=== Written problem ===
Return each line containing the string "base".

(Records about charts and figures)
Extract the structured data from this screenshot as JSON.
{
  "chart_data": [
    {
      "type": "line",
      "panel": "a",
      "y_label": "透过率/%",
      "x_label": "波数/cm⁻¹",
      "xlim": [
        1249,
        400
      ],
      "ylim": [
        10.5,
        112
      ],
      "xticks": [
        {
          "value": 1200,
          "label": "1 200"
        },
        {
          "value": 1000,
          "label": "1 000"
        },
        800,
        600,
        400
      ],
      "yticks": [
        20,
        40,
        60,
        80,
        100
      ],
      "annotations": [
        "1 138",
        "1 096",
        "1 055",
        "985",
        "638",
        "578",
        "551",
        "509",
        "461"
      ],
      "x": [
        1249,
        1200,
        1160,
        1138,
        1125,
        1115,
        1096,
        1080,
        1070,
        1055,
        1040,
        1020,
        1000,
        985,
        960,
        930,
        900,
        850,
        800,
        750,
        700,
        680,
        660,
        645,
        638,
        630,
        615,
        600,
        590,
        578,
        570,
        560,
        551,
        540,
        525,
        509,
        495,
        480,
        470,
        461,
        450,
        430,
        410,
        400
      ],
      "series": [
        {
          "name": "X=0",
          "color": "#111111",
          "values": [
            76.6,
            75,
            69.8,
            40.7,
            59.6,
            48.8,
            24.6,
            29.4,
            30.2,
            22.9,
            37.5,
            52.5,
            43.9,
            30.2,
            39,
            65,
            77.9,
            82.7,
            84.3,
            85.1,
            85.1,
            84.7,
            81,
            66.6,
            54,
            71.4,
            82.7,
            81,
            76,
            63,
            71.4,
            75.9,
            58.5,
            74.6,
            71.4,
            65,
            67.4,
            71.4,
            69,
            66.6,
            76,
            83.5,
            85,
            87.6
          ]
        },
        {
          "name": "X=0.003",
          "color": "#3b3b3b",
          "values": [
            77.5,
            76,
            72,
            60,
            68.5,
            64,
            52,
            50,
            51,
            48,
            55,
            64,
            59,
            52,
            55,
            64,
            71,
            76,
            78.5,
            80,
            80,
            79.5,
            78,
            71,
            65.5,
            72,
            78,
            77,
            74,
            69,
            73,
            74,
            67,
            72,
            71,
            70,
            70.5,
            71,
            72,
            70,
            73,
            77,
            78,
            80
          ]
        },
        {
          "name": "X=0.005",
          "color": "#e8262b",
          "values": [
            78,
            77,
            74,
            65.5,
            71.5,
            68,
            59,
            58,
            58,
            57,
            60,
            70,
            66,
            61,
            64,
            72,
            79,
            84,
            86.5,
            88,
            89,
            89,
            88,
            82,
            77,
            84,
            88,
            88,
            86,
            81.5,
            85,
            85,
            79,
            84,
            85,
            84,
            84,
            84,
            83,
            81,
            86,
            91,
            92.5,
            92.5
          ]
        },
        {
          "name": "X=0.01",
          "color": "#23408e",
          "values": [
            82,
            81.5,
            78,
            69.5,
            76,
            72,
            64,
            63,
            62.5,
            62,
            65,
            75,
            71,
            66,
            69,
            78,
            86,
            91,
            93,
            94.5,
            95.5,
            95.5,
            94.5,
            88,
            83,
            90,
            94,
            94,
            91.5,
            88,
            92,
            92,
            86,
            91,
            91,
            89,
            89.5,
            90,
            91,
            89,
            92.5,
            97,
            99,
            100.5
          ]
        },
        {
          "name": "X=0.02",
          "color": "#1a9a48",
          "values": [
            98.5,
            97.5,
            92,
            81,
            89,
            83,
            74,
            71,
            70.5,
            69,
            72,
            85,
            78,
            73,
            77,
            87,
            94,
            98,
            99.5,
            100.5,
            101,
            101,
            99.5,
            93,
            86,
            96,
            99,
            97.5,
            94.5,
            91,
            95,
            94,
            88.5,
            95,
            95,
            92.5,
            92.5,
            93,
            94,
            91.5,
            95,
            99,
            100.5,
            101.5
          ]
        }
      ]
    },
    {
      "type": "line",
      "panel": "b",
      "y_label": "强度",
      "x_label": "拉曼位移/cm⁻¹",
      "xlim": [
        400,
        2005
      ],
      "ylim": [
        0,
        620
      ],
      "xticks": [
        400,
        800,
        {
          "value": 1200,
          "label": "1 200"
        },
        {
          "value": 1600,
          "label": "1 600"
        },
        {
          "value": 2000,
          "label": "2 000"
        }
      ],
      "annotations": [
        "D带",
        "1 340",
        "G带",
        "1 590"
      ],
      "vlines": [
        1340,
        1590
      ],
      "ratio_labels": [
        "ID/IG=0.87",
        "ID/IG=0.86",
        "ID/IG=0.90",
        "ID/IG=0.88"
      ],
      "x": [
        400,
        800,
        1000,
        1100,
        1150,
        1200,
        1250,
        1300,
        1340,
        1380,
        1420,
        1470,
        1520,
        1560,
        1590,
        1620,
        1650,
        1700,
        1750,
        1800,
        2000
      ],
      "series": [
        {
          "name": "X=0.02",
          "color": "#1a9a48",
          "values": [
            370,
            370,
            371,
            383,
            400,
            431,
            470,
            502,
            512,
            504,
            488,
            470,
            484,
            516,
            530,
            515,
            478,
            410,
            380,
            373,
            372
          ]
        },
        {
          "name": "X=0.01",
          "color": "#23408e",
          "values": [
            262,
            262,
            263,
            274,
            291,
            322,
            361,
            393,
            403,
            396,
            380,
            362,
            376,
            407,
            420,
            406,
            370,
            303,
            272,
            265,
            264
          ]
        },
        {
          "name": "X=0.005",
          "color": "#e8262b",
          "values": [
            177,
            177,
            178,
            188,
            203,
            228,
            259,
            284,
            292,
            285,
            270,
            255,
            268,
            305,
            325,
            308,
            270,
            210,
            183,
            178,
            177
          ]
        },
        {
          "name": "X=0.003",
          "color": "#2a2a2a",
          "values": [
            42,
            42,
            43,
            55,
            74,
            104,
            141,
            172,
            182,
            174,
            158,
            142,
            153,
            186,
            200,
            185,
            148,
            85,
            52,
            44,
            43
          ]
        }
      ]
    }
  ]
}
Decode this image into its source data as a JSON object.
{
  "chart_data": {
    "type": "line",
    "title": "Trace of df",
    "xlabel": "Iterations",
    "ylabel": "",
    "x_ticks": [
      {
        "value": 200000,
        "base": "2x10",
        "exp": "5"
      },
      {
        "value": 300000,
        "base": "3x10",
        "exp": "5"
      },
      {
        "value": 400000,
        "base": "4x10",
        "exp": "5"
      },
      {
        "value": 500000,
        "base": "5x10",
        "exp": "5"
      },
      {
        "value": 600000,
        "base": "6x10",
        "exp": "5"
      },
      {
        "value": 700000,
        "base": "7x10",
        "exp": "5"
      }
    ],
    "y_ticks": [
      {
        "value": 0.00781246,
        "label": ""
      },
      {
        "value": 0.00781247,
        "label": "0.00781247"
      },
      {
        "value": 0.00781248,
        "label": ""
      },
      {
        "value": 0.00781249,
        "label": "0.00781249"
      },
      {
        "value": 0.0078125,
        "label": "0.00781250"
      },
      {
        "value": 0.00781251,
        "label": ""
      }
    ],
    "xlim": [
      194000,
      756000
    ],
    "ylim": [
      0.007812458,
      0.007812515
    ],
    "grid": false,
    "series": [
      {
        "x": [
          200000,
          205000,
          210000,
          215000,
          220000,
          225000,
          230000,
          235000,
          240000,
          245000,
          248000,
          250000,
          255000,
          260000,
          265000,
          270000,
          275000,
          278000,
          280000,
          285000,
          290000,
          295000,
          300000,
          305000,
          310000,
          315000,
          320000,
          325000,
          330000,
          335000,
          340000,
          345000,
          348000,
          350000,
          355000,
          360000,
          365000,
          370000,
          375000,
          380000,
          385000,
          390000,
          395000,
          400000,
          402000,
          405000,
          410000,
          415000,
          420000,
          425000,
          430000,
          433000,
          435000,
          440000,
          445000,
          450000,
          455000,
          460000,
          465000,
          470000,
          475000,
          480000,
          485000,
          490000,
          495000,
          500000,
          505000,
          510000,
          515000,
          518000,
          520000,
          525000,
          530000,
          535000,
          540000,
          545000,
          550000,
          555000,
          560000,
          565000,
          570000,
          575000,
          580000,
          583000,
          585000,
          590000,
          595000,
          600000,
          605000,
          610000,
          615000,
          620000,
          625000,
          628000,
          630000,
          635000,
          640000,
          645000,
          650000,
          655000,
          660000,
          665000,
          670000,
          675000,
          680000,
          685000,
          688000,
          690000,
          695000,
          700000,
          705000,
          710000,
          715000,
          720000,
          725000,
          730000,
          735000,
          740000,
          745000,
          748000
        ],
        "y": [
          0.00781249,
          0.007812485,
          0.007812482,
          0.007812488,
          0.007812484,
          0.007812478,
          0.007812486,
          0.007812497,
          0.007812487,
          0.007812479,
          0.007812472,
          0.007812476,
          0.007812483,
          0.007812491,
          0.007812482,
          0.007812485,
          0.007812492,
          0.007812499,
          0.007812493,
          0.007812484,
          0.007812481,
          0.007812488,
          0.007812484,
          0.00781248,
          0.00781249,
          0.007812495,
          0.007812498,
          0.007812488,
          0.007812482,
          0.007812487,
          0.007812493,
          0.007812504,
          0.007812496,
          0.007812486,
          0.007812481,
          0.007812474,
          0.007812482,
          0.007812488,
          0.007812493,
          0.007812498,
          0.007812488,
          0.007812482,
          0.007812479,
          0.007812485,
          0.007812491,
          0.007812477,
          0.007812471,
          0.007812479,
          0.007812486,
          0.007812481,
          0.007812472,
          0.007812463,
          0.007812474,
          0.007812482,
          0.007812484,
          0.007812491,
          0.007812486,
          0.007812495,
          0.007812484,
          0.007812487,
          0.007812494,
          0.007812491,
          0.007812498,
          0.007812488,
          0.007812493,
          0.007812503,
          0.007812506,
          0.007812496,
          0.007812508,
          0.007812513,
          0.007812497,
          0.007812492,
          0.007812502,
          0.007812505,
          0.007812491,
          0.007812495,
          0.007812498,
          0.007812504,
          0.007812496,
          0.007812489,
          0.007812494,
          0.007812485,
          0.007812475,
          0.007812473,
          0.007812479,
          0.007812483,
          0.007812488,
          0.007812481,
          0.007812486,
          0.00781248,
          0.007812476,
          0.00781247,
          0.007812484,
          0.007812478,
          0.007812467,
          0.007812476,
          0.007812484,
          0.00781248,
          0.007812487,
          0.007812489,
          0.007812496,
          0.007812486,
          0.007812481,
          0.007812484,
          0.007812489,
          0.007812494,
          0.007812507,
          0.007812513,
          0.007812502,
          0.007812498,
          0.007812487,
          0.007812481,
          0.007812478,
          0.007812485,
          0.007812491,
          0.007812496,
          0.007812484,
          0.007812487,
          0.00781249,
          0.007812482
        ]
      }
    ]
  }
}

=== Full answer ===
        "base": "2x10",
        "base": "3x10",
        "base": "4x10",
        "base": "5x10",
        "base": "6x10",
        "base": "7x10",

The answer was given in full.